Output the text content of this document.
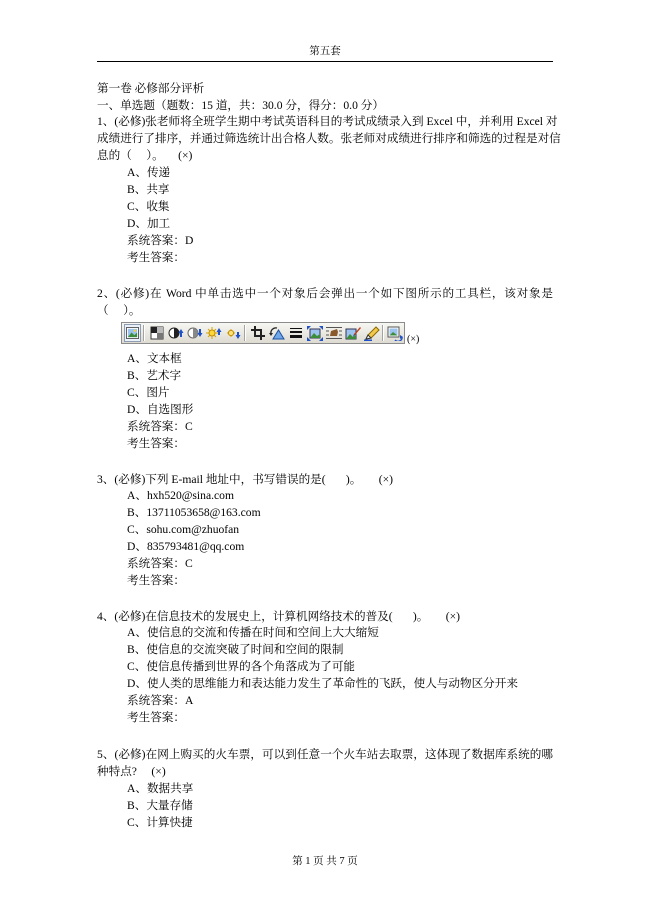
第五套
第一卷 必修部分评析
一、单选题（题数：15 道，共：30.0 分，得分：0.0 分）
1、(必修)张老师将全班学生期中考试英语科目的考试成绩录入到 Excel 中，并利用 Excel 对
成绩进行了排序，并通过筛选统计出合格人数。张老师对成绩进行排序和筛选的过程是对信
息的（     ）。     (×)
A、传递
B、共享
C、收集
D、加工
系统答案：D
考生答案：
2、(必修)在 Word 中单击选中一个对象后会弹出一个如下图所示的工具栏，该对象是
（     ）。
(×)
A、文本框
B、艺术字
C、图片
D、自选图形
系统答案：C
考生答案：
3、(必修)下列 E-mail 地址中，书写错误的是(       )。      (×)
A、hxh520@sina.com
B、13711053658@163.com
C、sohu.com@zhuofan
D、835793481@qq.com
系统答案：C
考生答案：
4、(必修)在信息技术的发展史上，计算机网络技术的普及(       )。      (×)
A、使信息的交流和传播在时间和空间上大大缩短
B、使信息的交流突破了时间和空间的限制
C、使信息传播到世界的各个角落成为了可能
D、使人类的思维能力和表达能力发生了革命性的飞跃，使人与动物区分开来
系统答案：A
考生答案：
5、(必修)在网上购买的火车票，可以到任意一个火车站去取票，这体现了数据库系统的哪
种特点?     (×)
A、数据共享
B、大量存储
C、计算快捷
第 1 页 共 7 页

● Given request:
Transcribe the material exactly, keeping every word and none of the pictures.

● Exercise result:
Output the text content of this document.
第五套
第一卷 必修部分评析
一、单选题（题数：15 道，共：30.0 分，得分：0.0 分）
1、(必修)张老师将全班学生期中考试英语科目的考试成绩录入到 Excel 中，并利用 Excel 对
成绩进行了排序，并通过筛选统计出合格人数。张老师对成绩进行排序和筛选的过程是对信
息的（     ）。     (×)
A、传递
B、共享
C、收集
D、加工
系统答案：D
考生答案：
2、(必修)在 Word 中单击选中一个对象后会弹出一个如下图所示的工具栏，该对象是
（     ）。
(×)
A、文本框
B、艺术字
C、图片
D、自选图形
系统答案：C
考生答案：
3、(必修)下列 E-mail 地址中，书写错误的是(       )。      (×)
A、hxh520@sina.com
B、13711053658@163.com
C、sohu.com@zhuofan
D、835793481@qq.com
系统答案：C
考生答案：
4、(必修)在信息技术的发展史上，计算机网络技术的普及(       )。      (×)
A、使信息的交流和传播在时间和空间上大大缩短
B、使信息的交流突破了时间和空间的限制
C、使信息传播到世界的各个角落成为了可能
D、使人类的思维能力和表达能力发生了革命性的飞跃，使人与动物区分开来
系统答案：A
考生答案：
5、(必修)在网上购买的火车票，可以到任意一个火车站去取票，这体现了数据库系统的哪
种特点?     (×)
A、数据共享
B、大量存储
C、计算快捷
第 1 页 共 7 页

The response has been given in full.